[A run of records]
* * * * * * *

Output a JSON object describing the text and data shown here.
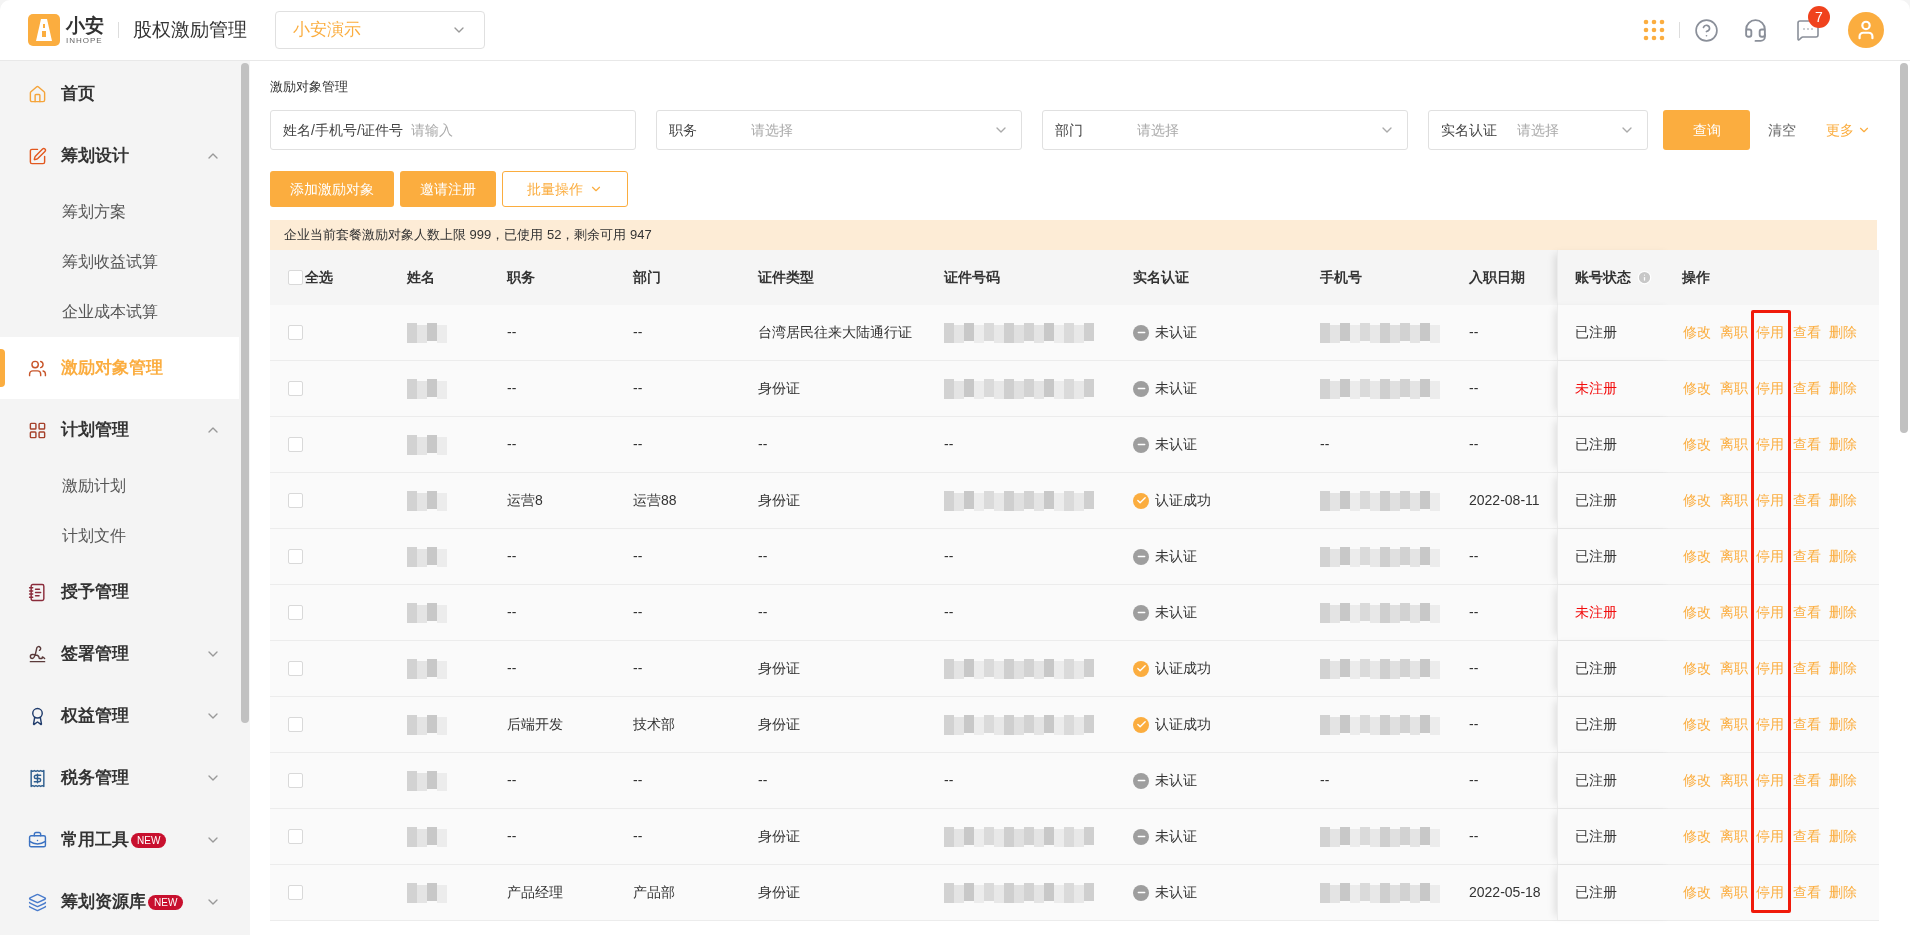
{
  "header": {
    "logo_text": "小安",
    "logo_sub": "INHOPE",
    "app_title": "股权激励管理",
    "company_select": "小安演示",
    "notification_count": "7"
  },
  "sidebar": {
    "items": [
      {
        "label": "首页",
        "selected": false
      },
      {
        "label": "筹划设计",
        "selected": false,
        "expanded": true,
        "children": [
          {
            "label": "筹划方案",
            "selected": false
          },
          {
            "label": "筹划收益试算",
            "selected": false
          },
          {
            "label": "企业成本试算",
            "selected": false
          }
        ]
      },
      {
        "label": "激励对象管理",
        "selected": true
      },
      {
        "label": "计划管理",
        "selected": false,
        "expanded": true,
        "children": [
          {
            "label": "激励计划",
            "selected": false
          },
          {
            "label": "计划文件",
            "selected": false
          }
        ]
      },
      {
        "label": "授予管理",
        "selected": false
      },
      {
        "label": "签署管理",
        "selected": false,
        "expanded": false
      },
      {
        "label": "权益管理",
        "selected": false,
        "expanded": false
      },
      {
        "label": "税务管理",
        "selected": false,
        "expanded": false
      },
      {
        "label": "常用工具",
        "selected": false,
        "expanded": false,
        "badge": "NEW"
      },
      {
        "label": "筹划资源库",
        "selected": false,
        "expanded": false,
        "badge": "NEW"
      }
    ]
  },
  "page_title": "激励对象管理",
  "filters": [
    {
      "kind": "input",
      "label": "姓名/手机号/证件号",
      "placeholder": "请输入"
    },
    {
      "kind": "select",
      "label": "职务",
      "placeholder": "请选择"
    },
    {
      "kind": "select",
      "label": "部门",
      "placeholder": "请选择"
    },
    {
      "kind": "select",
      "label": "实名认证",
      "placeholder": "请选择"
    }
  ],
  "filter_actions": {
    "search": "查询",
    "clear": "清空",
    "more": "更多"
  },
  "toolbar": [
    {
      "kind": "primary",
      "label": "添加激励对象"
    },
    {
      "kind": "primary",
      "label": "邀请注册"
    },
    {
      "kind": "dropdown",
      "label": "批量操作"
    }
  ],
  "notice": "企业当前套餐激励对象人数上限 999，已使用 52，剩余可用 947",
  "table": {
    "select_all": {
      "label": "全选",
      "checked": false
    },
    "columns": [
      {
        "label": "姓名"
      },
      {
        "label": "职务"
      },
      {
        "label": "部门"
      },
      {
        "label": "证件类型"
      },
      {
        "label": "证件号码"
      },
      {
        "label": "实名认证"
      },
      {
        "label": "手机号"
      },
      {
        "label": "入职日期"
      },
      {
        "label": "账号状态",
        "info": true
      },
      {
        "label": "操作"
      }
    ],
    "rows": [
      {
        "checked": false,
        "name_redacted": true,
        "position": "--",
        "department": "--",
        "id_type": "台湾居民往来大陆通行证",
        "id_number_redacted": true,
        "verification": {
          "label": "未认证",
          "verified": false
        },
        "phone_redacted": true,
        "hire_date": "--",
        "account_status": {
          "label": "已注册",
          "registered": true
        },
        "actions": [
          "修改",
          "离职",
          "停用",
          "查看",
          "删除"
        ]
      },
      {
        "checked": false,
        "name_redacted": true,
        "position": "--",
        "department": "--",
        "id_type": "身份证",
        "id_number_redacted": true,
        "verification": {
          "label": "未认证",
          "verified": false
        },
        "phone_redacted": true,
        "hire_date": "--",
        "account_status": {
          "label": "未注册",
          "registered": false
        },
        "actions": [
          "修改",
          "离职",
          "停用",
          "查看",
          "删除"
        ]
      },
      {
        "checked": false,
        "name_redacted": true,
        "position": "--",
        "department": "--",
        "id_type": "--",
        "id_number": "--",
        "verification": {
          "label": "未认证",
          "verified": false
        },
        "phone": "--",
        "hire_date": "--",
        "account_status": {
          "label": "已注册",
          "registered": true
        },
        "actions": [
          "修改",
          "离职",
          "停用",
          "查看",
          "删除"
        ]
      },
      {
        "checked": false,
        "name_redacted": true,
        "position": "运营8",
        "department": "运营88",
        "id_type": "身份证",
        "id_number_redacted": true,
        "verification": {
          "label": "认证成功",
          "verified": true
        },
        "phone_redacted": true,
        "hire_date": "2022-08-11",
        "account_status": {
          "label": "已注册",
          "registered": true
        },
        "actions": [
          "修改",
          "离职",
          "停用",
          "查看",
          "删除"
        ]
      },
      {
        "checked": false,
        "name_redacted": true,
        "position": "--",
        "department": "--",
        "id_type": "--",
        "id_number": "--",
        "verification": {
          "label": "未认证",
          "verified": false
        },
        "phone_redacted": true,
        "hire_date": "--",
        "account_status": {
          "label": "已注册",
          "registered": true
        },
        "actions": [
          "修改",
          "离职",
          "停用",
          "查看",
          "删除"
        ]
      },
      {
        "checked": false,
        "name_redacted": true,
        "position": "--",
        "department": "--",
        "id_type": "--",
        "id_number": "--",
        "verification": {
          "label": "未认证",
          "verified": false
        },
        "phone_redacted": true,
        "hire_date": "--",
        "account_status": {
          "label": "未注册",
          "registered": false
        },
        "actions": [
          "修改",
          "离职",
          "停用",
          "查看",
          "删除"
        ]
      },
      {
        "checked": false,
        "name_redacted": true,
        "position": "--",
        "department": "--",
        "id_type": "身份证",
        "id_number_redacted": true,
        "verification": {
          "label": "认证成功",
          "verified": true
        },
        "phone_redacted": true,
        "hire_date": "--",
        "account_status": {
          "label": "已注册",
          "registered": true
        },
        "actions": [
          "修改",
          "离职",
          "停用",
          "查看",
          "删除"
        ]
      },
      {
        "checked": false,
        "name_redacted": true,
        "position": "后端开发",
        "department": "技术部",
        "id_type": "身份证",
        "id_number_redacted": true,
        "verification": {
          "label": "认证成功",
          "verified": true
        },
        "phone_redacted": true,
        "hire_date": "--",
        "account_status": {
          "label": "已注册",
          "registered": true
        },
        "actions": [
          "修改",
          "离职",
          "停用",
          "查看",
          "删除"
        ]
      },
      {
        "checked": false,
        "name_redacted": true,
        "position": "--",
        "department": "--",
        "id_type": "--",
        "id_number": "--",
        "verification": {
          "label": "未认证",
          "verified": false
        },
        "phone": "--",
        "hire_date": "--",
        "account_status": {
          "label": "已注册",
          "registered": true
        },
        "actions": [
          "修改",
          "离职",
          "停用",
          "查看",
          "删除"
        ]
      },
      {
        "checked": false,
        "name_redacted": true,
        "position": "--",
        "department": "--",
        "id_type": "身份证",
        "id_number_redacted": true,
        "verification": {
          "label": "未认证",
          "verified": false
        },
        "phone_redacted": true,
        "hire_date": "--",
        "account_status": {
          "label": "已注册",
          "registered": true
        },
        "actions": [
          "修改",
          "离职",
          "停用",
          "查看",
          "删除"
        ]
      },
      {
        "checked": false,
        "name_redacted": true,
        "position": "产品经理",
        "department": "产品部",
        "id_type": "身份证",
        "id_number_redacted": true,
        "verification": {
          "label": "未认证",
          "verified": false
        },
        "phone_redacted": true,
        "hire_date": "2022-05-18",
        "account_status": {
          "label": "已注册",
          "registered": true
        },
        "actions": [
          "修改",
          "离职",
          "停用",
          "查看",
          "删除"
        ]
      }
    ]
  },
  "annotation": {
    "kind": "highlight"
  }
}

* * * * * * *

• _Exercise objective_
Write the material out again exactly as it appears, dropping the pictures.

• _Completed task_
Output a JSON object describing the text and data shown here.
{
  "header": {
    "logo_text": "小安",
    "logo_sub": "INHOPE",
    "app_title": "股权激励管理",
    "company_select": "小安演示",
    "notification_count": "7"
  },
  "sidebar": {
    "items": [
      {
        "label": "首页",
        "selected": false
      },
      {
        "label": "筹划设计",
        "selected": false,
        "expanded": true,
        "children": [
          {
            "label": "筹划方案",
            "selected": false
          },
          {
            "label": "筹划收益试算",
            "selected": false
          },
          {
            "label": "企业成本试算",
            "selected": false
          }
        ]
      },
      {
        "label": "激励对象管理",
        "selected": true
      },
      {
        "label": "计划管理",
        "selected": false,
        "expanded": true,
        "children": [
          {
            "label": "激励计划",
            "selected": false
          },
          {
            "label": "计划文件",
            "selected": false
          }
        ]
      },
      {
        "label": "授予管理",
        "selected": false
      },
      {
        "label": "签署管理",
        "selected": false,
        "expanded": false
      },
      {
        "label": "权益管理",
        "selected": false,
        "expanded": false
      },
      {
        "label": "税务管理",
        "selected": false,
        "expanded": false
      },
      {
        "label": "常用工具",
        "selected": false,
        "expanded": false,
        "badge": "NEW"
      },
      {
        "label": "筹划资源库",
        "selected": false,
        "expanded": false,
        "badge": "NEW"
      }
    ]
  },
  "page_title": "激励对象管理",
  "filters": [
    {
      "kind": "input",
      "label": "姓名/手机号/证件号",
      "placeholder": "请输入"
    },
    {
      "kind": "select",
      "label": "职务",
      "placeholder": "请选择"
    },
    {
      "kind": "select",
      "label": "部门",
      "placeholder": "请选择"
    },
    {
      "kind": "select",
      "label": "实名认证",
      "placeholder": "请选择"
    }
  ],
  "filter_actions": {
    "search": "查询",
    "clear": "清空",
    "more": "更多"
  },
  "toolbar": [
    {
      "kind": "primary",
      "label": "添加激励对象"
    },
    {
      "kind": "primary",
      "label": "邀请注册"
    },
    {
      "kind": "dropdown",
      "label": "批量操作"
    }
  ],
  "notice": "企业当前套餐激励对象人数上限 999，已使用 52，剩余可用 947",
  "table": {
    "select_all": {
      "label": "全选",
      "checked": false
    },
    "columns": [
      {
        "label": "姓名"
      },
      {
        "label": "职务"
      },
      {
        "label": "部门"
      },
      {
        "label": "证件类型"
      },
      {
        "label": "证件号码"
      },
      {
        "label": "实名认证"
      },
      {
        "label": "手机号"
      },
      {
        "label": "入职日期"
      },
      {
        "label": "账号状态",
        "info": true
      },
      {
        "label": "操作"
      }
    ],
    "rows": [
      {
        "checked": false,
        "name_redacted": true,
        "position": "--",
        "department": "--",
        "id_type": "台湾居民往来大陆通行证",
        "id_number_redacted": true,
        "verification": {
          "label": "未认证",
          "verified": false
        },
        "phone_redacted": true,
        "hire_date": "--",
        "account_status": {
          "label": "已注册",
          "registered": true
        },
        "actions": [
          "修改",
          "离职",
          "停用",
          "查看",
          "删除"
        ]
      },
      {
        "checked": false,
        "name_redacted": true,
        "position": "--",
        "department": "--",
        "id_type": "身份证",
        "id_number_redacted": true,
        "verification": {
          "label": "未认证",
          "verified": false
        },
        "phone_redacted": true,
        "hire_date": "--",
        "account_status": {
          "label": "未注册",
          "registered": false
        },
        "actions": [
          "修改",
          "离职",
          "停用",
          "查看",
          "删除"
        ]
      },
      {
        "checked": false,
        "name_redacted": true,
        "position": "--",
        "department": "--",
        "id_type": "--",
        "id_number": "--",
        "verification": {
          "label": "未认证",
          "verified": false
        },
        "phone": "--",
        "hire_date": "--",
        "account_status": {
          "label": "已注册",
          "registered": true
        },
        "actions": [
          "修改",
          "离职",
          "停用",
          "查看",
          "删除"
        ]
      },
      {
        "checked": false,
        "name_redacted": true,
        "position": "运营8",
        "department": "运营88",
        "id_type": "身份证",
        "id_number_redacted": true,
        "verification": {
          "label": "认证成功",
          "verified": true
        },
        "phone_redacted": true,
        "hire_date": "2022-08-11",
        "account_status": {
          "label": "已注册",
          "registered": true
        },
        "actions": [
          "修改",
          "离职",
          "停用",
          "查看",
          "删除"
        ]
      },
      {
        "checked": false,
        "name_redacted": true,
        "position": "--",
        "department": "--",
        "id_type": "--",
        "id_number": "--",
        "verification": {
          "label": "未认证",
          "verified": false
        },
        "phone_redacted": true,
        "hire_date": "--",
        "account_status": {
          "label": "已注册",
          "registered": true
        },
        "actions": [
          "修改",
          "离职",
          "停用",
          "查看",
          "删除"
        ]
      },
      {
        "checked": false,
        "name_redacted": true,
        "position": "--",
        "department": "--",
        "id_type": "--",
        "id_number": "--",
        "verification": {
          "label": "未认证",
          "verified": false
        },
        "phone_redacted": true,
        "hire_date": "--",
        "account_status": {
          "label": "未注册",
          "registered": false
        },
        "actions": [
          "修改",
          "离职",
          "停用",
          "查看",
          "删除"
        ]
      },
      {
        "checked": false,
        "name_redacted": true,
        "position": "--",
        "department": "--",
        "id_type": "身份证",
        "id_number_redacted": true,
        "verification": {
          "label": "认证成功",
          "verified": true
        },
        "phone_redacted": true,
        "hire_date": "--",
        "account_status": {
          "label": "已注册",
          "registered": true
        },
        "actions": [
          "修改",
          "离职",
          "停用",
          "查看",
          "删除"
        ]
      },
      {
        "checked": false,
        "name_redacted": true,
        "position": "后端开发",
        "department": "技术部",
        "id_type": "身份证",
        "id_number_redacted": true,
        "verification": {
          "label": "认证成功",
          "verified": true
        },
        "phone_redacted": true,
        "hire_date": "--",
        "account_status": {
          "label": "已注册",
          "registered": true
        },
        "actions": [
          "修改",
          "离职",
          "停用",
          "查看",
          "删除"
        ]
      },
      {
        "checked": false,
        "name_redacted": true,
        "position": "--",
        "department": "--",
        "id_type": "--",
        "id_number": "--",
        "verification": {
          "label": "未认证",
          "verified": false
        },
        "phone": "--",
        "hire_date": "--",
        "account_status": {
          "label": "已注册",
          "registered": true
        },
        "actions": [
          "修改",
          "离职",
          "停用",
          "查看",
          "删除"
        ]
      },
      {
        "checked": false,
        "name_redacted": true,
        "position": "--",
        "department": "--",
        "id_type": "身份证",
        "id_number_redacted": true,
        "verification": {
          "label": "未认证",
          "verified": false
        },
        "phone_redacted": true,
        "hire_date": "--",
        "account_status": {
          "label": "已注册",
          "registered": true
        },
        "actions": [
          "修改",
          "离职",
          "停用",
          "查看",
          "删除"
        ]
      },
      {
        "checked": false,
        "name_redacted": true,
        "position": "产品经理",
        "department": "产品部",
        "id_type": "身份证",
        "id_number_redacted": true,
        "verification": {
          "label": "未认证",
          "verified": false
        },
        "phone_redacted": true,
        "hire_date": "2022-05-18",
        "account_status": {
          "label": "已注册",
          "registered": true
        },
        "actions": [
          "修改",
          "离职",
          "停用",
          "查看",
          "删除"
        ]
      }
    ]
  },
  "annotation": {
    "kind": "highlight"
  }
}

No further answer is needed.